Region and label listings
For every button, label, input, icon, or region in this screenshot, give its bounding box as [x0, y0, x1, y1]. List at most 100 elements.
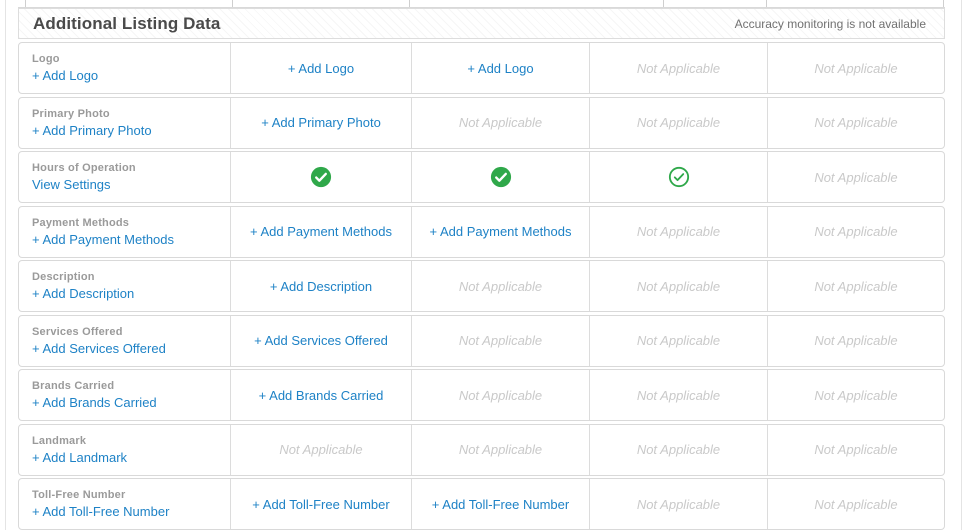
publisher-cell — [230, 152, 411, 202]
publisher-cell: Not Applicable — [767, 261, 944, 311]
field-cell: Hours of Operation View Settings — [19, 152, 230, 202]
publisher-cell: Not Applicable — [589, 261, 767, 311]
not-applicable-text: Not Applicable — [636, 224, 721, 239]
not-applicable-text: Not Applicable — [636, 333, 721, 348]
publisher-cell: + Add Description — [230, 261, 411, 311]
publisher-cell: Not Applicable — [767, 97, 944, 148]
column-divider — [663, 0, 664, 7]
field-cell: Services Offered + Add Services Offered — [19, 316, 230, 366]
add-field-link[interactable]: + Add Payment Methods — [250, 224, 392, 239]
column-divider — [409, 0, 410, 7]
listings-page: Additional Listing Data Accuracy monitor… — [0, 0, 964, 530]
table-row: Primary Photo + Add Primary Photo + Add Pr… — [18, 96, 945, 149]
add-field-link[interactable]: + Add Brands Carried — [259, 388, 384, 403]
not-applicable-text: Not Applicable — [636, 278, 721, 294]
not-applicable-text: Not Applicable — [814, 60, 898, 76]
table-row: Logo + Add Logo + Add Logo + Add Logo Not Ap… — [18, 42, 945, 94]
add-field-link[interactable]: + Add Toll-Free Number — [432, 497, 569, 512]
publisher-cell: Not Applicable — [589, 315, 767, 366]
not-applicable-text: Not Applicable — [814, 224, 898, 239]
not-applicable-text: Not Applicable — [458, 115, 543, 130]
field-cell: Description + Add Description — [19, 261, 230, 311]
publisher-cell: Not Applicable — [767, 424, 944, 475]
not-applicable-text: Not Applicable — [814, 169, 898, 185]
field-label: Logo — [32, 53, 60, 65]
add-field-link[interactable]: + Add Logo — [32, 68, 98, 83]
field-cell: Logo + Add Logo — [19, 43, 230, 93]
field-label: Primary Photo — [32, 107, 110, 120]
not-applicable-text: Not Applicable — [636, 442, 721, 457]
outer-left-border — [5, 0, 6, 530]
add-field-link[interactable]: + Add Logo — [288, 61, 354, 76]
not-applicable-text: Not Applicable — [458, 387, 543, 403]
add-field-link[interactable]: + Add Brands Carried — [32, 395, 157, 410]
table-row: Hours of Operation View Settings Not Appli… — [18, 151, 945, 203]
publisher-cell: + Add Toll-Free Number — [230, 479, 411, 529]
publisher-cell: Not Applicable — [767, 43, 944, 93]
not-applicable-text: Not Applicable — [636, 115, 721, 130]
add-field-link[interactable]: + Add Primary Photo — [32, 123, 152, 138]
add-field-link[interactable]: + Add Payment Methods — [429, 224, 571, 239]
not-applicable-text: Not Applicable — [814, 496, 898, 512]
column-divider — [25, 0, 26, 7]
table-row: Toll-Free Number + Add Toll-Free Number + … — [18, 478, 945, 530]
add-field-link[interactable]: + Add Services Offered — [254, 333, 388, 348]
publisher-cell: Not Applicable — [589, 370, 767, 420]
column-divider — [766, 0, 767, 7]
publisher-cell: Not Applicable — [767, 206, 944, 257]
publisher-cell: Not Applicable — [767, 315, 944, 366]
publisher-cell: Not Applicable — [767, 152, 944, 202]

## Requirements
Give the records above as a Markdown table with the columns Row and Line, one row for each nonblank line, numbered in order. Leave the pictures out of the table.

## Expected answer
| Row | Line |
|---|---|
| 1 | For every button, label, input, icon, or region in this screenshot, give its bounding box as [x0, y0, x1, y1]. List at most 100 elements. |
| 2 | publisher-cell — [230, 152, 411, 202] |
| 3 | publisher-cell: Not Applicable — [767, 261, 944, 311] |
| 4 | field-cell: Hours of Operation View Settings — [19, 152, 230, 202] |
| 5 | publisher-cell: Not Applicable — [589, 261, 767, 311] |
| 6 | not-applicable-text: Not Applicable — [636, 224, 721, 239] |
| 7 | not-applicable-text: Not Applicable — [636, 333, 721, 348] |
| 8 | publisher-cell: + Add Description — [230, 261, 411, 311] |
| 9 | publisher-cell: Not Applicable — [767, 97, 944, 148] |
| 10 | column-divider — [663, 0, 664, 7] |
| 11 | field-cell: Services Offered + Add Services Offered — [19, 316, 230, 366] |
| 12 | add-field-link[interactable]: + Add Payment Methods — [250, 224, 392, 239] |
| 13 | column-divider — [409, 0, 410, 7] |
| 14 | listings-page: Additional Listing Data Accuracy monitor… — [0, 0, 964, 530] |
| 15 | table-row: Primary Photo + Add Primary Photo + Add Pr… — [18, 96, 945, 149] |
| 16 | add-field-link[interactable]: + Add Brands Carried — [259, 388, 384, 403] |
| 17 | not-applicable-text: Not Applicable — [636, 278, 721, 294] |
| 18 | not-applicable-text: Not Applicable — [814, 60, 898, 76] |
| 19 | table-row: Logo + Add Logo + Add Logo + Add Logo Not Ap… — [18, 42, 945, 94] |
| 20 | add-field-link[interactable]: + Add Toll-Free Number — [432, 497, 569, 512] |
| 21 | publisher-cell: Not Applicable — [589, 315, 767, 366] |
| 22 | not-applicable-text: Not Applicable — [814, 224, 898, 239] |
| 23 | not-applicable-text: Not Applicable — [458, 115, 543, 130] |
| 24 | field-cell: Description + Add Description — [19, 261, 230, 311] |
| 25 | publisher-cell: Not Applicable — [767, 424, 944, 475] |
| 26 | not-applicable-text: Not Applicable — [814, 169, 898, 185] |
| 27 | field-label: Logo — [32, 53, 60, 65] |
| 28 | add-field-link[interactable]: + Add Logo — [32, 68, 98, 83] |
| 29 | field-cell: Logo + Add Logo — [19, 43, 230, 93] |
| 30 | field-label: Primary Photo — [32, 107, 110, 120] |
| 31 | not-applicable-text: Not Applicable — [636, 442, 721, 457] |
| 32 | outer-left-border — [5, 0, 6, 530] |
| 33 | add-field-link[interactable]: + Add Logo — [288, 61, 354, 76] |
| 34 | not-applicable-text: Not Applicable — [458, 387, 543, 403] |
| 35 | add-field-link[interactable]: + Add Brands Carried — [32, 395, 157, 410] |
| 36 | table-row: Hours of Operation View Settings Not Appli… — [18, 151, 945, 203] |
| 37 | publisher-cell: + Add Toll-Free Number — [230, 479, 411, 529] |
| 38 | publisher-cell: Not Applicable — [767, 43, 944, 93] |
| 39 | not-applicable-text: Not Applicable — [636, 115, 721, 130] |
| 40 | add-field-link[interactable]: + Add Primary Photo — [32, 123, 152, 138] |
| 41 | add-field-link[interactable]: + Add Payment Methods — [429, 224, 571, 239] |
| 42 | not-applicable-text: Not Applicable — [814, 496, 898, 512] |
| 43 | column-divider — [25, 0, 26, 7] |
| 44 | table-row: Toll-Free Number + Add Toll-Free Number + … — [18, 478, 945, 530] |
| 45 | add-field-link[interactable]: + Add Services Offered — [254, 333, 388, 348] |
| 46 | publisher-cell: Not Applicable — [589, 370, 767, 420] |
| 47 | column-divider — [766, 0, 767, 7] |
| 48 | publisher-cell: Not Applicable — [767, 206, 944, 257] |
| 49 | publisher-cell: Not Applicable — [767, 315, 944, 366] |
| 50 | publisher-cell: Not Applicable — [767, 152, 944, 202] |